Data records
○ ○ ○ ○ ○
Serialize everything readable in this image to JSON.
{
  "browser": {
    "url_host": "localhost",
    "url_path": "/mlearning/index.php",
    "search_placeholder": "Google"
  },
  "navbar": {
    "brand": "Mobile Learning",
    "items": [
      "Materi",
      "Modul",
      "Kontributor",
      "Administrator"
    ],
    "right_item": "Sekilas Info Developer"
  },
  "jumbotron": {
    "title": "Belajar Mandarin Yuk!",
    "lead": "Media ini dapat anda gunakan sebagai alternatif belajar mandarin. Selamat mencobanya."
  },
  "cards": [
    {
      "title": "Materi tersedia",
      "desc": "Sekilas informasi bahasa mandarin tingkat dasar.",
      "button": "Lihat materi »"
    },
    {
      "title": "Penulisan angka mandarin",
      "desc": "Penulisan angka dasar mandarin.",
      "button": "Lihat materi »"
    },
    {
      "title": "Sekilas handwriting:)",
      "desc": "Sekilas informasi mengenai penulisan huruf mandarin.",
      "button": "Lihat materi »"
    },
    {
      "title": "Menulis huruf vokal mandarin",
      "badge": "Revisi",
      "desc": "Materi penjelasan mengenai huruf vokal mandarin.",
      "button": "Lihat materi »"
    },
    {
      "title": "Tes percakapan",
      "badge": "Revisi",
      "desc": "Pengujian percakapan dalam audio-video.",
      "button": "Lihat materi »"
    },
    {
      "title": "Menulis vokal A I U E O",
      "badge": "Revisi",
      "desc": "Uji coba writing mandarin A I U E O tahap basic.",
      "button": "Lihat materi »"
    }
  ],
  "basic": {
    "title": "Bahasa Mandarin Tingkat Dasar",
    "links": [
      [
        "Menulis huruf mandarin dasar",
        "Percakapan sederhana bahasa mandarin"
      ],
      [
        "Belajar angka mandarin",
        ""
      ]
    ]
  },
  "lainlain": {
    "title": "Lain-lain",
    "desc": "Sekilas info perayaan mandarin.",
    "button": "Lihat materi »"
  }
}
○ ○ ○ ○ ○
* _Exercise details_:
Write the listing out again, exactly as it reads.

* _Output below_:
Serialize everything readable in this image to JSON.
{
  "browser": {
    "url_host": "localhost",
    "url_path": "/mlearning/index.php",
    "search_placeholder": "Google"
  },
  "navbar": {
    "brand": "Mobile Learning",
    "items": [
      "Materi",
      "Modul",
      "Kontributor",
      "Administrator"
    ],
    "right_item": "Sekilas Info Developer"
  },
  "jumbotron": {
    "title": "Belajar Mandarin Yuk!",
    "lead": "Media ini dapat anda gunakan sebagai alternatif belajar mandarin. Selamat mencobanya."
  },
  "cards": [
    {
      "title": "Materi tersedia",
      "desc": "Sekilas informasi bahasa mandarin tingkat dasar.",
      "button": "Lihat materi »"
    },
    {
      "title": "Penulisan angka mandarin",
      "desc": "Penulisan angka dasar mandarin.",
      "button": "Lihat materi »"
    },
    {
      "title": "Sekilas handwriting:)",
      "desc": "Sekilas informasi mengenai penulisan huruf mandarin.",
      "button": "Lihat materi »"
    },
    {
      "title": "Menulis huruf vokal mandarin",
      "badge": "Revisi",
      "desc": "Materi penjelasan mengenai huruf vokal mandarin.",
      "button": "Lihat materi »"
    },
    {
      "title": "Tes percakapan",
      "badge": "Revisi",
      "desc": "Pengujian percakapan dalam audio-video.",
      "button": "Lihat materi »"
    },
    {
      "title": "Menulis vokal A I U E O",
      "badge": "Revisi",
      "desc": "Uji coba writing mandarin A I U E O tahap basic.",
      "button": "Lihat materi »"
    }
  ],
  "basic": {
    "title": "Bahasa Mandarin Tingkat Dasar",
    "links": [
      [
        "Menulis huruf mandarin dasar",
        "Percakapan sederhana bahasa mandarin"
      ],
      [
        "Belajar angka mandarin",
        ""
      ]
    ]
  },
  "lainlain": {
    "title": "Lain-lain",
    "desc": "Sekilas info perayaan mandarin.",
    "button": "Lihat materi »"
  }
}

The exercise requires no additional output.